Given task —
Find the lines containing "make" and say how many there are, with no other words.

((

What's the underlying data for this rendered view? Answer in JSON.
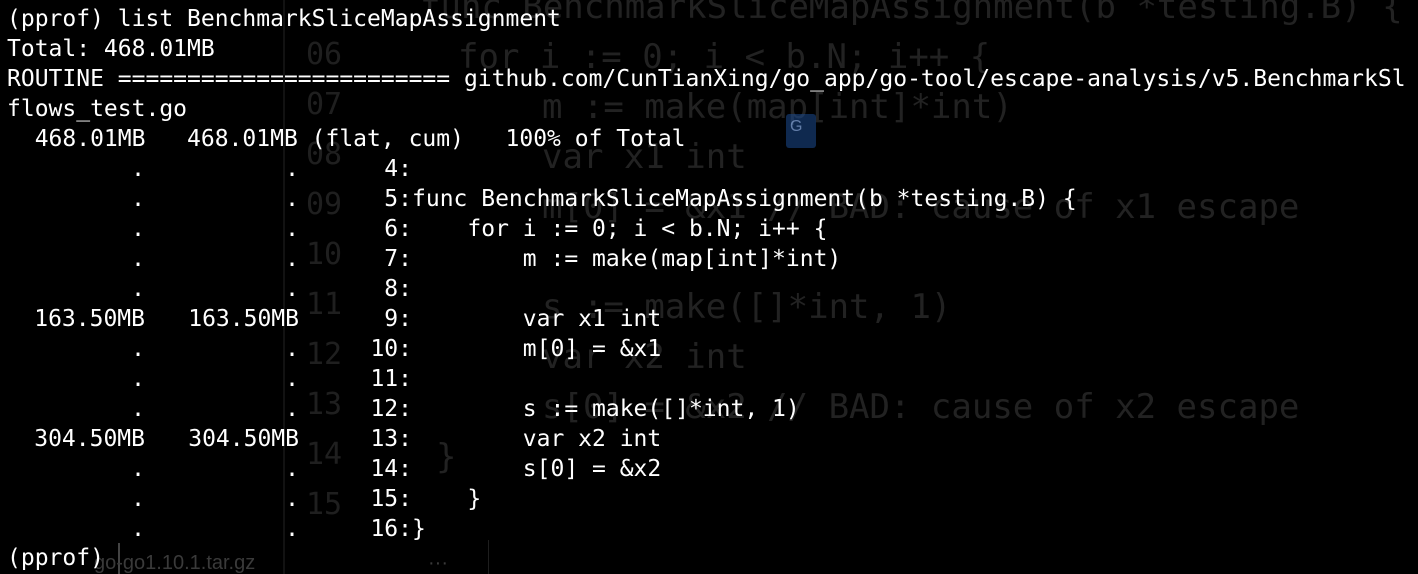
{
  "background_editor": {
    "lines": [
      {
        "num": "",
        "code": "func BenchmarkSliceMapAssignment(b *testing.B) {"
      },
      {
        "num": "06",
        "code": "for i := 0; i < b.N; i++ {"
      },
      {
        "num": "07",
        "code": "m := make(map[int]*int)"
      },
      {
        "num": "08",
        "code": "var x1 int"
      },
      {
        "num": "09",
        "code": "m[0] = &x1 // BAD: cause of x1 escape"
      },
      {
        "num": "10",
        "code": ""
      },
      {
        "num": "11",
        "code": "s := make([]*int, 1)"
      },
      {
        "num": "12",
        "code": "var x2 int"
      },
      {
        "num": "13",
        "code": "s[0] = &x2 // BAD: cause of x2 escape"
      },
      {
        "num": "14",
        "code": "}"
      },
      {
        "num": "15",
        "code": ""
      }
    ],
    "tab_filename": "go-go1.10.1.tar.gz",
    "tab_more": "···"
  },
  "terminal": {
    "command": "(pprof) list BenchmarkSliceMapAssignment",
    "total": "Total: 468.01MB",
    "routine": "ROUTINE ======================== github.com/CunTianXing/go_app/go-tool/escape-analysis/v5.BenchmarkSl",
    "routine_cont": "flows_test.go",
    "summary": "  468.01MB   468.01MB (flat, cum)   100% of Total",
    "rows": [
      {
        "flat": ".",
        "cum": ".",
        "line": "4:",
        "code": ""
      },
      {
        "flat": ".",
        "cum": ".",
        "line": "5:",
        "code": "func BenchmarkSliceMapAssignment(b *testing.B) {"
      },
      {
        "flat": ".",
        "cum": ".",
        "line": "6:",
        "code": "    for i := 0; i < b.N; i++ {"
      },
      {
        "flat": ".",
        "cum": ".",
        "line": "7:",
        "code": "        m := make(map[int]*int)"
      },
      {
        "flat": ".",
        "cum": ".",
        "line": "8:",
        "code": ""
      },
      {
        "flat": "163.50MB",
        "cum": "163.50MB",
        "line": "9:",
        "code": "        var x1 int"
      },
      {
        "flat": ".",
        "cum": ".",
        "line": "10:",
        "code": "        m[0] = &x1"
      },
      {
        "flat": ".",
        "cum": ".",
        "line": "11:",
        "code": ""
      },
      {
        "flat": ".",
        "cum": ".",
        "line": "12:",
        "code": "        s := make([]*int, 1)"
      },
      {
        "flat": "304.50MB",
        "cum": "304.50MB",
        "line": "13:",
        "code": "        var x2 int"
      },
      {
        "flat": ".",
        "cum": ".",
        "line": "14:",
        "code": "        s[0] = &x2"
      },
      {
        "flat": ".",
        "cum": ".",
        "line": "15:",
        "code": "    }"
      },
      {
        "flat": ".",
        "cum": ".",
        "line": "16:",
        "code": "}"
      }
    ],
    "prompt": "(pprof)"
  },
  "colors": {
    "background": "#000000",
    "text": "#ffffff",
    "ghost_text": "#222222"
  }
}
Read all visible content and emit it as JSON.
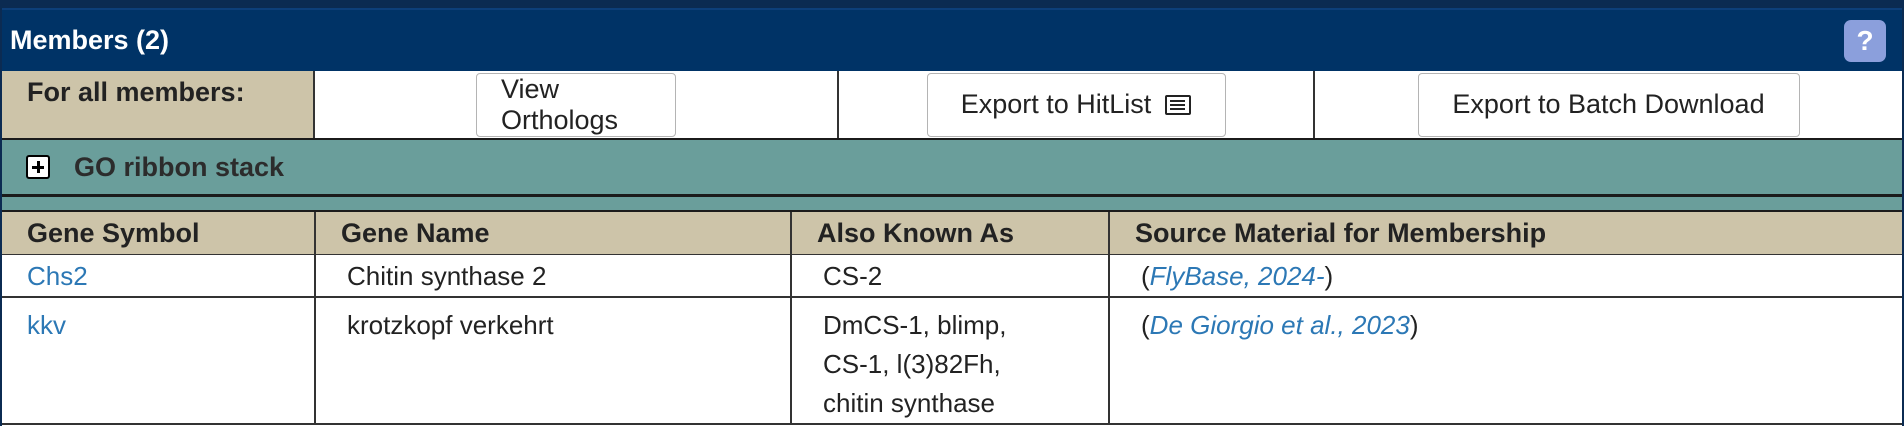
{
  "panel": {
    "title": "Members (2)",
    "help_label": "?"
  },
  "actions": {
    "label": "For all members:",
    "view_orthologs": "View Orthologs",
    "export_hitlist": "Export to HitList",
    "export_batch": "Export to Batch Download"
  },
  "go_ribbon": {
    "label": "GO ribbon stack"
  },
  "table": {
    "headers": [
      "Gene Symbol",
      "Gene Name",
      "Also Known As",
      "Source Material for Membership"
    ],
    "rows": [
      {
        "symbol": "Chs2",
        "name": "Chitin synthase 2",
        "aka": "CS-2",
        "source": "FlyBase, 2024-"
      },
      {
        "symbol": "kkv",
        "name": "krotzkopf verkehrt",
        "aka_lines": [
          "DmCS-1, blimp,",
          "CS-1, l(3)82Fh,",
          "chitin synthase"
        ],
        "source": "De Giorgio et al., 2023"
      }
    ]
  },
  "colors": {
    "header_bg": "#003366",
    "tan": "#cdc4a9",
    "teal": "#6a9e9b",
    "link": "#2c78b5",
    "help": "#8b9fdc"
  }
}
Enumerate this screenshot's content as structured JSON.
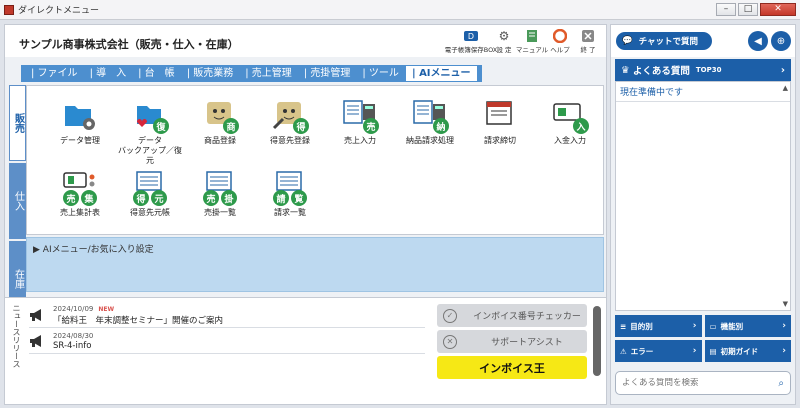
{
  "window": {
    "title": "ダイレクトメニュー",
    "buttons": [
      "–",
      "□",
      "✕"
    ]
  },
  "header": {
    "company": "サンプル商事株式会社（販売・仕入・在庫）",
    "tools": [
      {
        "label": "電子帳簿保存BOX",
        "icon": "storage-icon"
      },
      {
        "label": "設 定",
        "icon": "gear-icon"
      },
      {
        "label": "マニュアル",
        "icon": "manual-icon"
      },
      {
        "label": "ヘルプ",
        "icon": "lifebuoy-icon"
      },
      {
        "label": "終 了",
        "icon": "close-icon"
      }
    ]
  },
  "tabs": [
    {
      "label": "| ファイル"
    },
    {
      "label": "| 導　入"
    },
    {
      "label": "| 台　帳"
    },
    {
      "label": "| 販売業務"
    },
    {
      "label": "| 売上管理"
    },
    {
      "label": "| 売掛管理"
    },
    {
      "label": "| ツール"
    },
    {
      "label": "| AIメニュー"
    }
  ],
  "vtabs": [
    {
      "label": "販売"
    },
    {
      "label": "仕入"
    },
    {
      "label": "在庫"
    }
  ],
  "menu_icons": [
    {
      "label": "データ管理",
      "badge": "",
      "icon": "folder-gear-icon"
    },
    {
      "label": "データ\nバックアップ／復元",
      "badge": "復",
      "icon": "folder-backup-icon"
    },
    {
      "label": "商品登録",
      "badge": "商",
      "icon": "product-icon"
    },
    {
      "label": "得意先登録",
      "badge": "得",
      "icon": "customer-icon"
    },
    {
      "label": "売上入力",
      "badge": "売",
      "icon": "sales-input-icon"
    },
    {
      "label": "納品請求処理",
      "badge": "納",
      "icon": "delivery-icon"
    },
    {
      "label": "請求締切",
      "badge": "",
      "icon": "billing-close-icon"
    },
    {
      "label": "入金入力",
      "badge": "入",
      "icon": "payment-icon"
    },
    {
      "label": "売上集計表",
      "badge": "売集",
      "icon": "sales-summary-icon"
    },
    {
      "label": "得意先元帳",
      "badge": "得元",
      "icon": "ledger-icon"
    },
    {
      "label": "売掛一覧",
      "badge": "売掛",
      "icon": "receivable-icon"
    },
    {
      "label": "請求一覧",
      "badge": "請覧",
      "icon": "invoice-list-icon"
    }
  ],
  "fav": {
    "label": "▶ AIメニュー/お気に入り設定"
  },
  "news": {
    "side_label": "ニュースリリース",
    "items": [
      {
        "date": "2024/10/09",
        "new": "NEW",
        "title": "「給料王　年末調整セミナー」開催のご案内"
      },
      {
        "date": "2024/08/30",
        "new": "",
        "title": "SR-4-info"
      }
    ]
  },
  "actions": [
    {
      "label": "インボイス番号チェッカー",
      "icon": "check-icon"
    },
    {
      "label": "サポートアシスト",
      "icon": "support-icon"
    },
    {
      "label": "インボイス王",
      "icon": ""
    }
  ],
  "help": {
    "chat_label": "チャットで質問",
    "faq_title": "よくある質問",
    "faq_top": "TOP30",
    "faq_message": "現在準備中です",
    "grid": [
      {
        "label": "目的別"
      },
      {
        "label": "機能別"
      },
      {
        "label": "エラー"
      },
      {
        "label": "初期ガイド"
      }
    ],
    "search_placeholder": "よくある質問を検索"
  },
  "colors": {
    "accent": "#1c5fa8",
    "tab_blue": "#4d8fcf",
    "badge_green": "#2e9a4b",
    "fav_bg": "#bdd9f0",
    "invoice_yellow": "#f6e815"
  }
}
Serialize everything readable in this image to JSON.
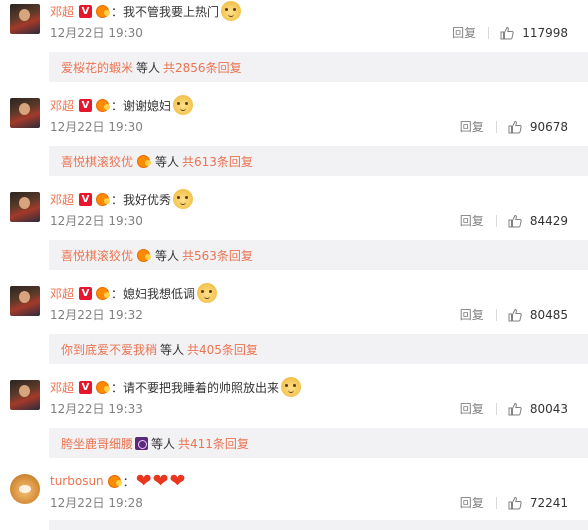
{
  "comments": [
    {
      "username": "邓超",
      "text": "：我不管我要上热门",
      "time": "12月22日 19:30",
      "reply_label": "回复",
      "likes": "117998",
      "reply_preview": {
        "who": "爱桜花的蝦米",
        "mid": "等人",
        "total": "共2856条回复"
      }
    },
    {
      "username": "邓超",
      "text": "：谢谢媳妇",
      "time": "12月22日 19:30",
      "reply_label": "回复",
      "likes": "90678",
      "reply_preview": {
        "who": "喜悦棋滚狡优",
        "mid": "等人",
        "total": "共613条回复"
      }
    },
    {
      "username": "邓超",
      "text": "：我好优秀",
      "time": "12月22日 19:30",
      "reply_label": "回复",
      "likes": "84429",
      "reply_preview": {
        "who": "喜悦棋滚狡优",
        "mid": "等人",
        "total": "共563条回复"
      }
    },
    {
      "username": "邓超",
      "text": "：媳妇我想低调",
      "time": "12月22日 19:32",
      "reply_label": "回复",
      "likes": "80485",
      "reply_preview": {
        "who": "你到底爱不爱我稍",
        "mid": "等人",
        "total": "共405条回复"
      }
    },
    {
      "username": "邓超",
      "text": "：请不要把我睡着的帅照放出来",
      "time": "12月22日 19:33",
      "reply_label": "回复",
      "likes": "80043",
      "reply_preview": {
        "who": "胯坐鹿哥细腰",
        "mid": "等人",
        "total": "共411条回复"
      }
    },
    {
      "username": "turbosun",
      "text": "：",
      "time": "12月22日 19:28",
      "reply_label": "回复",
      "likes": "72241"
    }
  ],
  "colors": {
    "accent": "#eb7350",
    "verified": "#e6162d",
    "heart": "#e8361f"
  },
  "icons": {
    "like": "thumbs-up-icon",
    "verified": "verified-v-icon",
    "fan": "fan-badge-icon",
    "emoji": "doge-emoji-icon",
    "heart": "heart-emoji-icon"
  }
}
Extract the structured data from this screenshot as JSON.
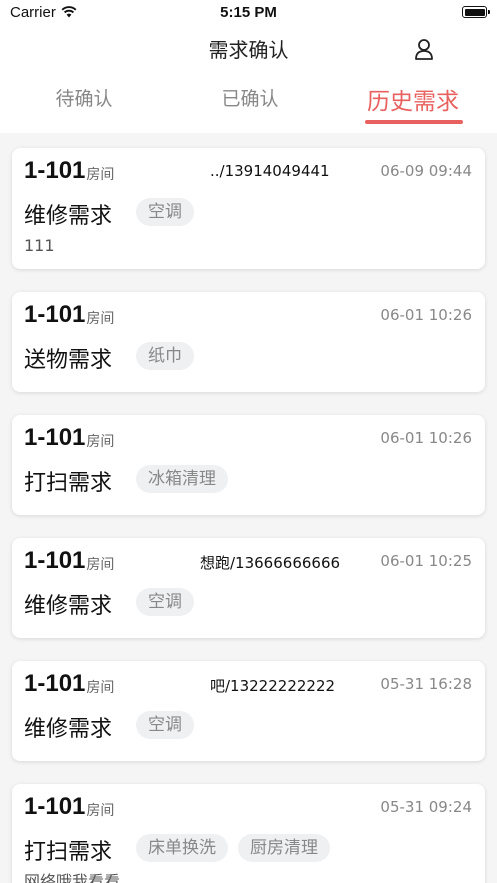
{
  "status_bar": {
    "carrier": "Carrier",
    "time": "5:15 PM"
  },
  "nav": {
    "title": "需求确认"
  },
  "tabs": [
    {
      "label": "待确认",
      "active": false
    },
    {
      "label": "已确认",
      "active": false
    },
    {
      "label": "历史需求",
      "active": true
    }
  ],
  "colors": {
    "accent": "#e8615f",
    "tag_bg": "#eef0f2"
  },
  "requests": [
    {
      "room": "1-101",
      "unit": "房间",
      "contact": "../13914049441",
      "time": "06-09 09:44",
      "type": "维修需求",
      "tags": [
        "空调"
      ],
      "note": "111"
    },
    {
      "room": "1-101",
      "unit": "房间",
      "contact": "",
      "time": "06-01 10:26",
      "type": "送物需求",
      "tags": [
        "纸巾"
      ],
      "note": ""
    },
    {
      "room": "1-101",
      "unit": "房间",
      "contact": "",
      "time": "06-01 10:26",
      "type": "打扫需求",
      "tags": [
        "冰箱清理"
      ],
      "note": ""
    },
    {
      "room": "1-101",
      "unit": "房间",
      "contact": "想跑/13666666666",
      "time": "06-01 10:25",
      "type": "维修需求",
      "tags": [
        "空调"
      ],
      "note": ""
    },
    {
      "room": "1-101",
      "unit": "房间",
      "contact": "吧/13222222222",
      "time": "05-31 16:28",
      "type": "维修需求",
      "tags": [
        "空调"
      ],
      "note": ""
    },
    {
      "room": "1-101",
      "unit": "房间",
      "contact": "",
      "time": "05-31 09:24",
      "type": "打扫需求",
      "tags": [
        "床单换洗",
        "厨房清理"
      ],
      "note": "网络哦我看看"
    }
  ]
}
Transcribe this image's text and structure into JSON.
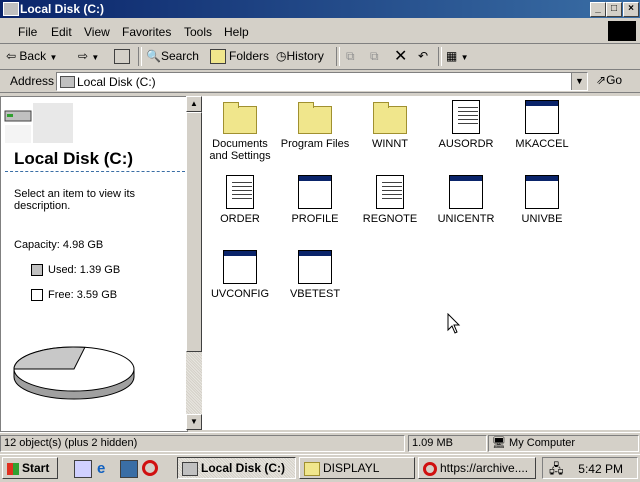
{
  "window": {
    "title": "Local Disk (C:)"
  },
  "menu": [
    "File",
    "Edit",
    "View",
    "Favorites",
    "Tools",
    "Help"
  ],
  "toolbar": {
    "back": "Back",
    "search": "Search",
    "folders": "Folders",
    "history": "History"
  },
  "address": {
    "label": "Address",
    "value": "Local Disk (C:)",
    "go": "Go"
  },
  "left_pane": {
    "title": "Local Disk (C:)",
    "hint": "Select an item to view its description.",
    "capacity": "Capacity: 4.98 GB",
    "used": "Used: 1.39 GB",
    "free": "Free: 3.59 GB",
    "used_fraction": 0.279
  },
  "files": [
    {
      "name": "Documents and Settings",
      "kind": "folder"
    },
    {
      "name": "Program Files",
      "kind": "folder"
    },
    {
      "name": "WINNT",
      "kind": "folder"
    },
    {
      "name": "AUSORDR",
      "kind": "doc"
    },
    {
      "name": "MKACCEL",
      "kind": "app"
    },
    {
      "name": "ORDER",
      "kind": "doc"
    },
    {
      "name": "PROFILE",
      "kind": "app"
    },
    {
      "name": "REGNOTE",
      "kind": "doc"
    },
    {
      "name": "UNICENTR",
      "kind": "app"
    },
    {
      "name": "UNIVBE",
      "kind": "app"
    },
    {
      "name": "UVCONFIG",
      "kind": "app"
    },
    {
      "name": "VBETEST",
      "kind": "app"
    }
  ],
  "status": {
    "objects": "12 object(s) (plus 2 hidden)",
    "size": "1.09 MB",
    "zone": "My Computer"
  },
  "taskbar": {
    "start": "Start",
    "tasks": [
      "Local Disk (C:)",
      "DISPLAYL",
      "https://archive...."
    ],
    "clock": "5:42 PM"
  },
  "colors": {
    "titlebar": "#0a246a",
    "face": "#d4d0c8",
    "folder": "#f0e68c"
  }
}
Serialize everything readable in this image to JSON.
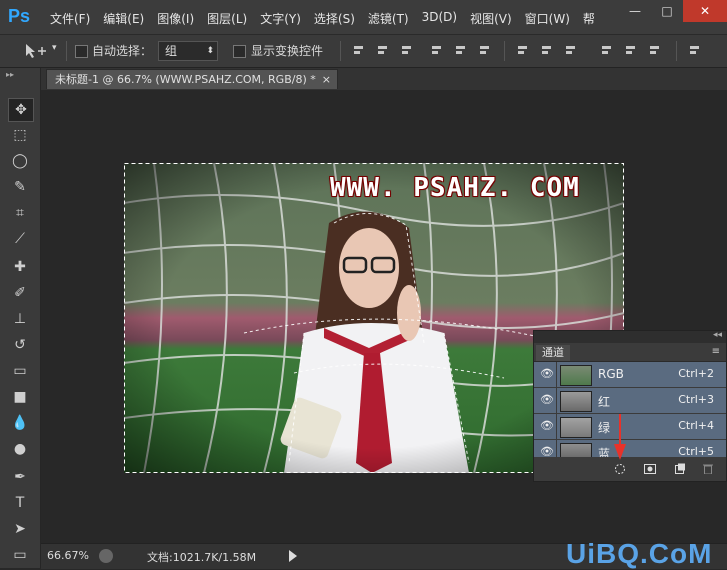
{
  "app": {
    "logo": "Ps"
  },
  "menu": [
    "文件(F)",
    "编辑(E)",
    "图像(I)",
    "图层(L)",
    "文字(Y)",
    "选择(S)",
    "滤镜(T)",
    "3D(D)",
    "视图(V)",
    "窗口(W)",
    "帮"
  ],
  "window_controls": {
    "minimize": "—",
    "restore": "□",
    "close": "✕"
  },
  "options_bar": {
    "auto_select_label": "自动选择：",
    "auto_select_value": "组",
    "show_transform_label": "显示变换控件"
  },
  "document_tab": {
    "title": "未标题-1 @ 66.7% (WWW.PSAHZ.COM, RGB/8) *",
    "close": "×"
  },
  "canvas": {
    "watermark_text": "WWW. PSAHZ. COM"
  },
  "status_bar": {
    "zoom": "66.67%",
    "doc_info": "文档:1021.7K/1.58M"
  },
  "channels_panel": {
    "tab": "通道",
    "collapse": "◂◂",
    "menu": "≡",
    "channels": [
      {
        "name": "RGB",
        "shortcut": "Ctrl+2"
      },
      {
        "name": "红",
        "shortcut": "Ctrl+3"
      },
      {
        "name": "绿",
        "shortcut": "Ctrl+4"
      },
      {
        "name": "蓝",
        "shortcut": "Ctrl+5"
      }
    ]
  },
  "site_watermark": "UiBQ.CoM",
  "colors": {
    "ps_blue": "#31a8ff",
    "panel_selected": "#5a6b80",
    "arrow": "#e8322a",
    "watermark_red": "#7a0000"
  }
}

))

Exercise answer —
4